Nothing in the data should change when you return it, but leave the pictures out.
━━━━━━
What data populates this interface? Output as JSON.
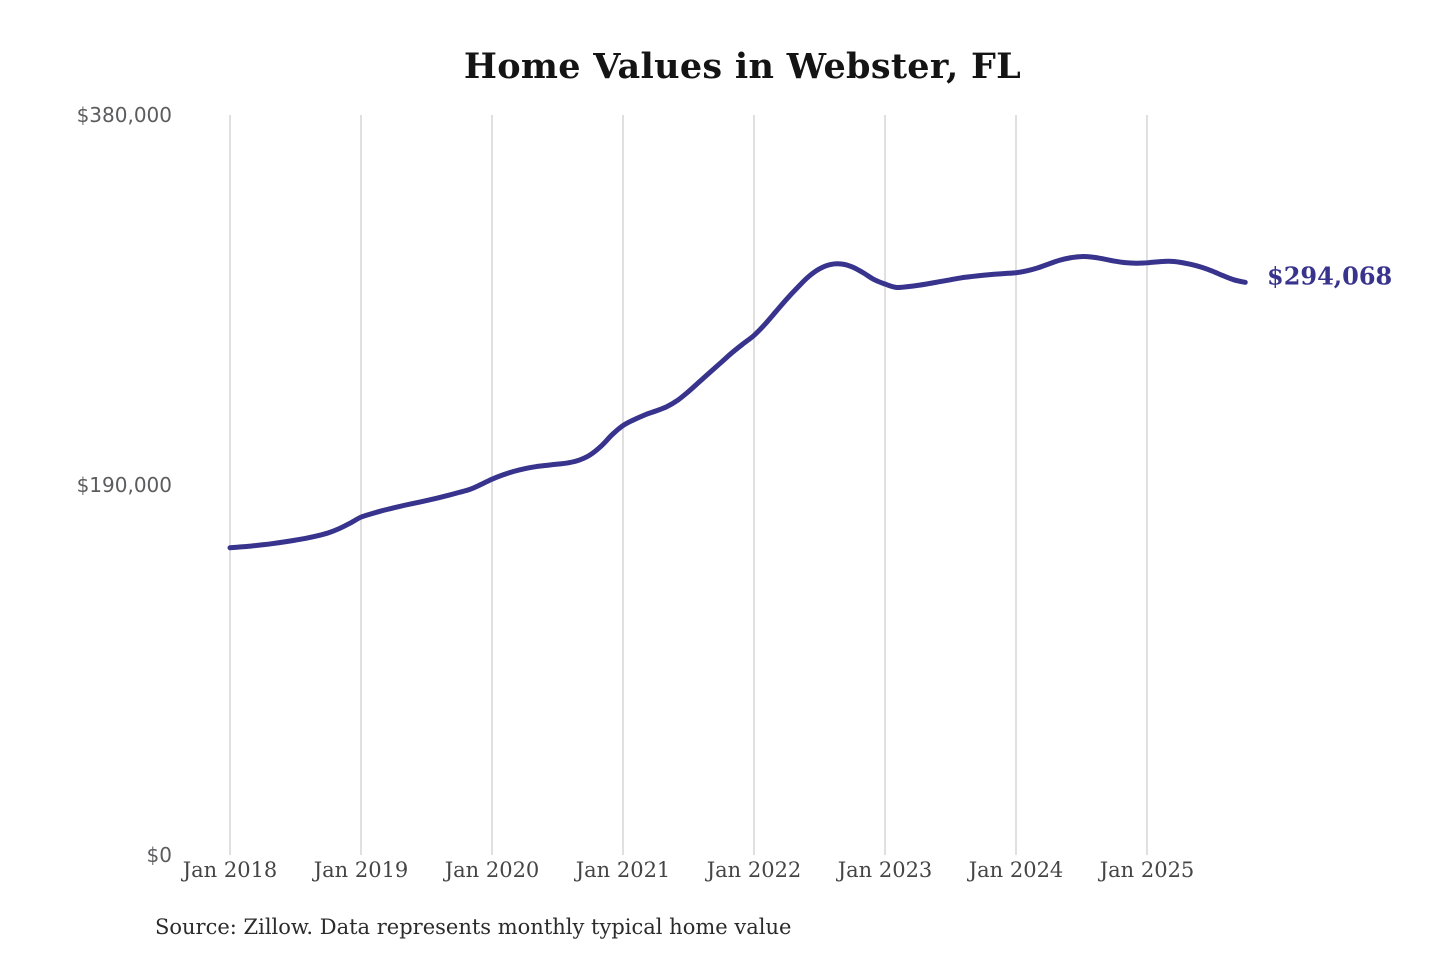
{
  "page": {
    "source_note": "Source: Zillow. Data represents monthly typical home value"
  },
  "chart_data": {
    "type": "line",
    "title": "Home Values in Webster, FL",
    "xlabel": "",
    "ylabel": "",
    "ylim": [
      0,
      380000
    ],
    "grid": "vertical-only",
    "legend": "none",
    "line_color": "#38338c",
    "grid_color": "#cccccc",
    "end_label": "$294,068",
    "last_value": 294068,
    "y_tick_labels": [
      "$380,000",
      "$190,000",
      "$0"
    ],
    "y_tick_values": [
      380000,
      190000,
      0
    ],
    "x_tick_labels": [
      "Jan 2018",
      "Jan 2019",
      "Jan 2020",
      "Jan 2021",
      "Jan 2022",
      "Jan 2023",
      "Jan 2024",
      "Jan 2025"
    ],
    "series": [
      {
        "name": "Monthly typical home value",
        "frequency": "monthly",
        "start_month": "2018-01",
        "end_month": "2025-10",
        "values": [
          157800,
          158200,
          158700,
          159300,
          160000,
          160800,
          161700,
          162700,
          163900,
          165400,
          167600,
          170400,
          173500,
          175300,
          176900,
          178300,
          179600,
          180800,
          182000,
          183300,
          184700,
          186200,
          187800,
          190300,
          193000,
          195200,
          197000,
          198400,
          199400,
          200100,
          200700,
          201400,
          202800,
          205500,
          210000,
          215800,
          220500,
          223500,
          226000,
          228000,
          230200,
          233500,
          238000,
          243000,
          248000,
          253000,
          258000,
          262500,
          266800,
          272500,
          279000,
          285500,
          291500,
          297000,
          301000,
          303200,
          303500,
          302000,
          299000,
          295500,
          293200,
          291500,
          291800,
          292500,
          293400,
          294400,
          295400,
          296400,
          297100,
          297700,
          298200,
          298600,
          299000,
          300000,
          301500,
          303500,
          305400,
          306700,
          307300,
          307000,
          306100,
          305000,
          304200,
          303900,
          304100,
          304600,
          304900,
          304400,
          303300,
          301800,
          299800,
          297400,
          295300,
          294068
        ]
      }
    ]
  }
}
━━━━━━
Final answer -
What data populates this interface? Output as JSON.
{
  "page": {
    "source_note": "Source: Zillow. Data represents monthly typical home value"
  },
  "chart_data": {
    "type": "line",
    "title": "Home Values in Webster, FL",
    "xlabel": "",
    "ylabel": "",
    "ylim": [
      0,
      380000
    ],
    "grid": "vertical-only",
    "legend": "none",
    "line_color": "#38338c",
    "grid_color": "#cccccc",
    "end_label": "$294,068",
    "last_value": 294068,
    "y_tick_labels": [
      "$380,000",
      "$190,000",
      "$0"
    ],
    "y_tick_values": [
      380000,
      190000,
      0
    ],
    "x_tick_labels": [
      "Jan 2018",
      "Jan 2019",
      "Jan 2020",
      "Jan 2021",
      "Jan 2022",
      "Jan 2023",
      "Jan 2024",
      "Jan 2025"
    ],
    "series": [
      {
        "name": "Monthly typical home value",
        "frequency": "monthly",
        "start_month": "2018-01",
        "end_month": "2025-10",
        "values": [
          157800,
          158200,
          158700,
          159300,
          160000,
          160800,
          161700,
          162700,
          163900,
          165400,
          167600,
          170400,
          173500,
          175300,
          176900,
          178300,
          179600,
          180800,
          182000,
          183300,
          184700,
          186200,
          187800,
          190300,
          193000,
          195200,
          197000,
          198400,
          199400,
          200100,
          200700,
          201400,
          202800,
          205500,
          210000,
          215800,
          220500,
          223500,
          226000,
          228000,
          230200,
          233500,
          238000,
          243000,
          248000,
          253000,
          258000,
          262500,
          266800,
          272500,
          279000,
          285500,
          291500,
          297000,
          301000,
          303200,
          303500,
          302000,
          299000,
          295500,
          293200,
          291500,
          291800,
          292500,
          293400,
          294400,
          295400,
          296400,
          297100,
          297700,
          298200,
          298600,
          299000,
          300000,
          301500,
          303500,
          305400,
          306700,
          307300,
          307000,
          306100,
          305000,
          304200,
          303900,
          304100,
          304600,
          304900,
          304400,
          303300,
          301800,
          299800,
          297400,
          295300,
          294068
        ]
      }
    ]
  }
}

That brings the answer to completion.